● **WHAT IS NEEDED**:
Rewrite the items below with every "hub" changed to "hub-assembly". Leave everything else unchanged.

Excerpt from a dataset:
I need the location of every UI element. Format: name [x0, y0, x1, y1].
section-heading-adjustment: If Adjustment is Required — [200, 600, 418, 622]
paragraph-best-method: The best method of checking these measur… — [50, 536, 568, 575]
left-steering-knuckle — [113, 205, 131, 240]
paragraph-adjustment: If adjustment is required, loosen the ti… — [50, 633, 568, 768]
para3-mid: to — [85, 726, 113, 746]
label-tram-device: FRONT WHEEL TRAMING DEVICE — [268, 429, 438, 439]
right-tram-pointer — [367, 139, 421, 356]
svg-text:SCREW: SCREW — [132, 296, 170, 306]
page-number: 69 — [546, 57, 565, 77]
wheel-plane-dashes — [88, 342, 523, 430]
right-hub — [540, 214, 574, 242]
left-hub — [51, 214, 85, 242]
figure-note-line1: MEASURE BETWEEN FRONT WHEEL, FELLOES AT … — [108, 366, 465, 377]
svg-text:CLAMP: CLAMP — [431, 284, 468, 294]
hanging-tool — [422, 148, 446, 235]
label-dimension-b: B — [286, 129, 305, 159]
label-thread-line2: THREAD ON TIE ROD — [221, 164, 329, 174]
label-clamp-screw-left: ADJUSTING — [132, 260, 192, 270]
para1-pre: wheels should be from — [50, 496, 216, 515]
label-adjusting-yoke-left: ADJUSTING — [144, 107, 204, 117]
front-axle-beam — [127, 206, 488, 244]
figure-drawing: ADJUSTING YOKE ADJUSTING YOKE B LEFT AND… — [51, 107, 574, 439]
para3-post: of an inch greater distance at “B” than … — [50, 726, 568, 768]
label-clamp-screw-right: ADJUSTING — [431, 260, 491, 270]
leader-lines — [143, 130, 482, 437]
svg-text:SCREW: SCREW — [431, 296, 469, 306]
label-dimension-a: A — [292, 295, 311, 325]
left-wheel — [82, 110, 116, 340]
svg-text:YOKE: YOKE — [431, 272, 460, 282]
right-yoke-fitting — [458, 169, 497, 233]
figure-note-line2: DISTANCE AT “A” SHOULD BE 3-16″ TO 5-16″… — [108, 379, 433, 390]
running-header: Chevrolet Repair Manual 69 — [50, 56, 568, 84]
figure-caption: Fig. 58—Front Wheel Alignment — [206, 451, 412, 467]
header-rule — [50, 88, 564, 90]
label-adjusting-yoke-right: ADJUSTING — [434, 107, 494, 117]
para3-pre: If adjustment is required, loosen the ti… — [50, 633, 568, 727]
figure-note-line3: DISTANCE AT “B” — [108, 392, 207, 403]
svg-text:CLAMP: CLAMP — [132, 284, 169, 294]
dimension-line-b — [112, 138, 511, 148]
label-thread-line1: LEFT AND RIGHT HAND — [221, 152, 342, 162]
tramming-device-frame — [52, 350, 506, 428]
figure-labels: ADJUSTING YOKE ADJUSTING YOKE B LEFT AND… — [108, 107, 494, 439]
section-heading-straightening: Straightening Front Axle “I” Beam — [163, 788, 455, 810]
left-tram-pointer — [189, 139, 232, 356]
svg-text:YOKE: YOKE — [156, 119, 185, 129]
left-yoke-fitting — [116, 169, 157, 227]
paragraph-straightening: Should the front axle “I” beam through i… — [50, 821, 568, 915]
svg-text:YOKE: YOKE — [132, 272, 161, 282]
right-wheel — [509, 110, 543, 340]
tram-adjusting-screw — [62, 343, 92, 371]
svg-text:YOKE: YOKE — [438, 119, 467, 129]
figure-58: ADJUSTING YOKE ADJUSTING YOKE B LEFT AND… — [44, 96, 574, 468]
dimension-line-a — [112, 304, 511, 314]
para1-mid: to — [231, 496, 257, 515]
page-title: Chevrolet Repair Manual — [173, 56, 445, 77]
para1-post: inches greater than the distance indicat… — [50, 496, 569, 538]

● **WRITTEN SOLUTION**:
I need the location of every UI element. Format: name [x0, y0, x1, y1].
section-heading-adjustment: If Adjustment is Required — [200, 600, 418, 622]
paragraph-best-method: The best method of checking these measur… — [50, 536, 568, 575]
left-steering-knuckle — [113, 205, 131, 240]
paragraph-adjustment: If adjustment is required, loosen the ti… — [50, 633, 568, 768]
para3-mid: to — [85, 726, 113, 746]
label-tram-device: FRONT WHEEL TRAMING DEVICE — [268, 429, 438, 439]
right-tram-pointer — [367, 139, 421, 356]
svg-text:SCREW: SCREW — [132, 296, 170, 306]
page-number: 69 — [546, 57, 565, 77]
wheel-plane-dashes — [88, 342, 523, 430]
right-hub-assembly — [540, 214, 574, 242]
left-hub-assembly — [51, 214, 85, 242]
figure-note-line1: MEASURE BETWEEN FRONT WHEEL, FELLOES AT … — [108, 366, 465, 377]
svg-text:CLAMP: CLAMP — [431, 284, 468, 294]
hanging-tool — [422, 148, 446, 235]
label-dimension-b: B — [286, 129, 305, 159]
label-thread-line2: THREAD ON TIE ROD — [221, 164, 329, 174]
label-clamp-screw-left: ADJUSTING — [132, 260, 192, 270]
para1-pre: wheels should be from — [50, 496, 216, 515]
label-adjusting-yoke-left: ADJUSTING — [144, 107, 204, 117]
front-axle-beam — [127, 206, 488, 244]
figure-drawing: ADJUSTING YOKE ADJUSTING YOKE B LEFT AND… — [51, 107, 574, 439]
para3-post: of an inch greater distance at “B” than … — [50, 726, 568, 768]
label-clamp-screw-right: ADJUSTING — [431, 260, 491, 270]
leader-lines — [143, 130, 482, 437]
svg-text:SCREW: SCREW — [431, 296, 469, 306]
label-dimension-a: A — [292, 295, 311, 325]
left-wheel — [82, 110, 116, 340]
svg-text:YOKE: YOKE — [431, 272, 460, 282]
right-yoke-fitting — [458, 169, 497, 233]
figure-note-line2: DISTANCE AT “A” SHOULD BE 3-16″ TO 5-16″… — [108, 379, 433, 390]
running-header: Chevrolet Repair Manual 69 — [50, 56, 568, 84]
figure-caption: Fig. 58—Front Wheel Alignment — [206, 451, 412, 467]
header-rule — [50, 88, 564, 90]
label-adjusting-yoke-right: ADJUSTING — [434, 107, 494, 117]
para3-pre: If adjustment is required, loosen the ti… — [50, 633, 568, 727]
figure-note-line3: DISTANCE AT “B” — [108, 392, 207, 403]
svg-text:CLAMP: CLAMP — [132, 284, 169, 294]
dimension-line-b — [112, 138, 511, 148]
label-thread-line1: LEFT AND RIGHT HAND — [221, 152, 342, 162]
tramming-device-frame — [52, 350, 506, 428]
figure-labels: ADJUSTING YOKE ADJUSTING YOKE B LEFT AND… — [108, 107, 494, 439]
section-heading-straightening: Straightening Front Axle “I” Beam — [163, 788, 455, 810]
left-tram-pointer — [189, 139, 232, 356]
svg-text:YOKE: YOKE — [156, 119, 185, 129]
left-yoke-fitting — [116, 169, 157, 227]
paragraph-straightening: Should the front axle “I” beam through i… — [50, 821, 568, 915]
svg-text:YOKE: YOKE — [132, 272, 161, 282]
right-wheel — [509, 110, 543, 340]
tram-adjusting-screw — [62, 343, 92, 371]
svg-text:YOKE: YOKE — [438, 119, 467, 129]
figure-58: ADJUSTING YOKE ADJUSTING YOKE B LEFT AND… — [44, 96, 574, 468]
dimension-line-a — [112, 304, 511, 314]
para1-mid: to — [231, 496, 257, 515]
page-title: Chevrolet Repair Manual — [173, 56, 445, 77]
para1-post: inches greater than the distance indicat… — [50, 496, 569, 538]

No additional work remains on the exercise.